== Records for this task ==

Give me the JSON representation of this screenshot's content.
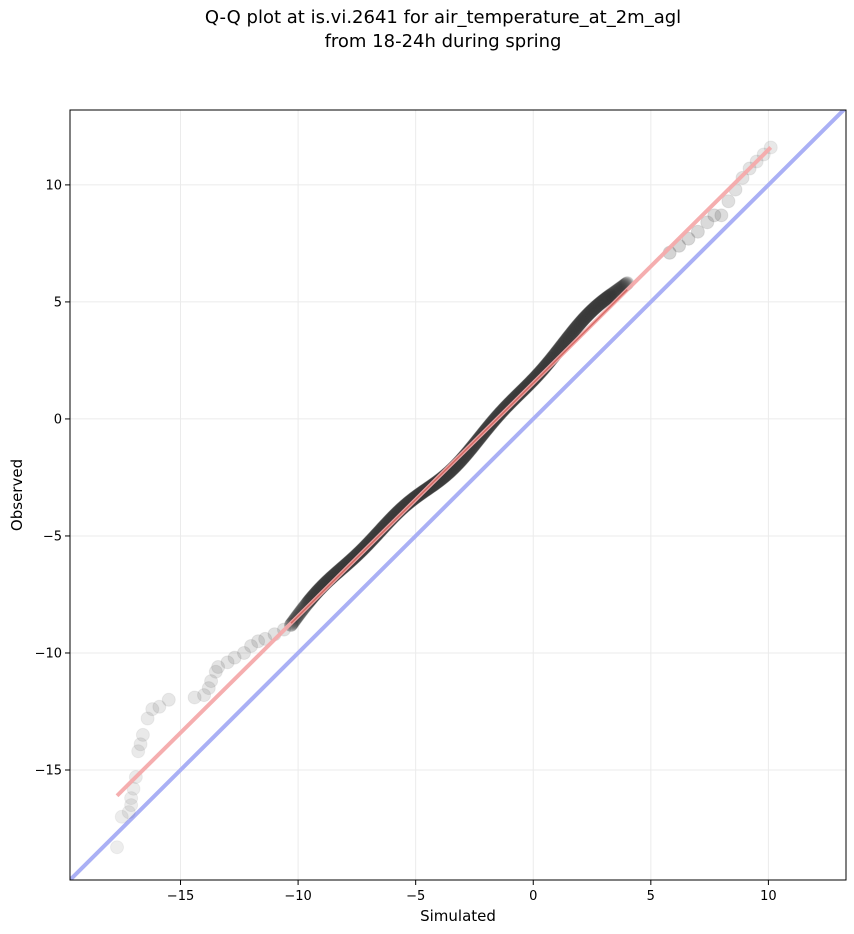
{
  "chart_data": {
    "type": "scatter",
    "title_lines": [
      "Q-Q plot at is.vi.2641 for air_temperature_at_2m_agl",
      "from 18-24h during spring"
    ],
    "xlabel": "Simulated",
    "ylabel": "Observed",
    "xlim": [
      -19.7,
      13.3
    ],
    "ylim": [
      -19.7,
      13.2
    ],
    "xticks": [
      -15,
      -10,
      -5,
      0,
      5,
      10
    ],
    "yticks": [
      -15,
      -10,
      -5,
      0,
      5,
      10
    ],
    "xtick_labels": [
      "−15",
      "−10",
      "−5",
      "0",
      "5",
      "10"
    ],
    "ytick_labels": [
      "−15",
      "−10",
      "−5",
      "0",
      "5",
      "10"
    ],
    "grid": true,
    "colors": {
      "identity_line": "#aab0f5",
      "fit_line": "#f4aaab",
      "fit_line_core": "#c0392b",
      "points": "#3a3a3a"
    },
    "identity_line": {
      "x": [
        -19.7,
        13.3
      ],
      "y": [
        -19.7,
        13.3
      ]
    },
    "fit_line": {
      "x": [
        -17.7,
        10.1
      ],
      "y": [
        -16.1,
        11.6
      ]
    },
    "tail_points": {
      "x": [
        -17.7,
        -17.5,
        -17.2,
        -17.1,
        -17.1,
        -17.0,
        -16.9,
        -16.8,
        -16.7,
        -16.6,
        -16.4,
        -16.2,
        -15.9,
        -15.5,
        -14.4,
        -14.0,
        -13.8,
        -13.7,
        -13.5,
        -13.4,
        -13.0,
        -12.7,
        -12.3,
        -12.0,
        -11.7,
        -11.4,
        -11.0,
        -10.6,
        -10.3
      ],
      "y": [
        -18.3,
        -17.0,
        -16.8,
        -16.5,
        -16.2,
        -15.8,
        -15.3,
        -14.2,
        -13.9,
        -13.5,
        -12.8,
        -12.4,
        -12.3,
        -12.0,
        -11.9,
        -11.8,
        -11.5,
        -11.2,
        -10.8,
        -10.6,
        -10.4,
        -10.2,
        -10.0,
        -9.7,
        -9.5,
        -9.4,
        -9.2,
        -9.0,
        -8.8
      ]
    },
    "upper_tail_points": {
      "x": [
        5.8,
        6.2,
        6.6,
        7.0,
        7.4,
        7.7,
        8.0,
        8.3,
        8.6,
        8.9,
        9.2,
        9.5,
        9.8,
        10.1
      ],
      "y": [
        7.1,
        7.4,
        7.7,
        8.0,
        8.4,
        8.7,
        8.7,
        9.3,
        9.8,
        10.3,
        10.7,
        11.0,
        11.3,
        11.6
      ]
    },
    "bulk_points": {
      "x": [
        -10.3,
        4.0
      ],
      "y": [
        -8.8,
        5.8
      ],
      "count": 480
    }
  }
}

===

**Task to carry out:**
Leave the images out, please, and restate each line word for word.

**Full answer:**
Give me the JSON representation of this screenshot's content.
{
  "chart_data": {
    "type": "scatter",
    "title_lines": [
      "Q-Q plot at is.vi.2641 for air_temperature_at_2m_agl",
      "from 18-24h during spring"
    ],
    "xlabel": "Simulated",
    "ylabel": "Observed",
    "xlim": [
      -19.7,
      13.3
    ],
    "ylim": [
      -19.7,
      13.2
    ],
    "xticks": [
      -15,
      -10,
      -5,
      0,
      5,
      10
    ],
    "yticks": [
      -15,
      -10,
      -5,
      0,
      5,
      10
    ],
    "xtick_labels": [
      "−15",
      "−10",
      "−5",
      "0",
      "5",
      "10"
    ],
    "ytick_labels": [
      "−15",
      "−10",
      "−5",
      "0",
      "5",
      "10"
    ],
    "grid": true,
    "colors": {
      "identity_line": "#aab0f5",
      "fit_line": "#f4aaab",
      "fit_line_core": "#c0392b",
      "points": "#3a3a3a"
    },
    "identity_line": {
      "x": [
        -19.7,
        13.3
      ],
      "y": [
        -19.7,
        13.3
      ]
    },
    "fit_line": {
      "x": [
        -17.7,
        10.1
      ],
      "y": [
        -16.1,
        11.6
      ]
    },
    "tail_points": {
      "x": [
        -17.7,
        -17.5,
        -17.2,
        -17.1,
        -17.1,
        -17.0,
        -16.9,
        -16.8,
        -16.7,
        -16.6,
        -16.4,
        -16.2,
        -15.9,
        -15.5,
        -14.4,
        -14.0,
        -13.8,
        -13.7,
        -13.5,
        -13.4,
        -13.0,
        -12.7,
        -12.3,
        -12.0,
        -11.7,
        -11.4,
        -11.0,
        -10.6,
        -10.3
      ],
      "y": [
        -18.3,
        -17.0,
        -16.8,
        -16.5,
        -16.2,
        -15.8,
        -15.3,
        -14.2,
        -13.9,
        -13.5,
        -12.8,
        -12.4,
        -12.3,
        -12.0,
        -11.9,
        -11.8,
        -11.5,
        -11.2,
        -10.8,
        -10.6,
        -10.4,
        -10.2,
        -10.0,
        -9.7,
        -9.5,
        -9.4,
        -9.2,
        -9.0,
        -8.8
      ]
    },
    "upper_tail_points": {
      "x": [
        5.8,
        6.2,
        6.6,
        7.0,
        7.4,
        7.7,
        8.0,
        8.3,
        8.6,
        8.9,
        9.2,
        9.5,
        9.8,
        10.1
      ],
      "y": [
        7.1,
        7.4,
        7.7,
        8.0,
        8.4,
        8.7,
        8.7,
        9.3,
        9.8,
        10.3,
        10.7,
        11.0,
        11.3,
        11.6
      ]
    },
    "bulk_points": {
      "x": [
        -10.3,
        4.0
      ],
      "y": [
        -8.8,
        5.8
      ],
      "count": 480
    }
  }
}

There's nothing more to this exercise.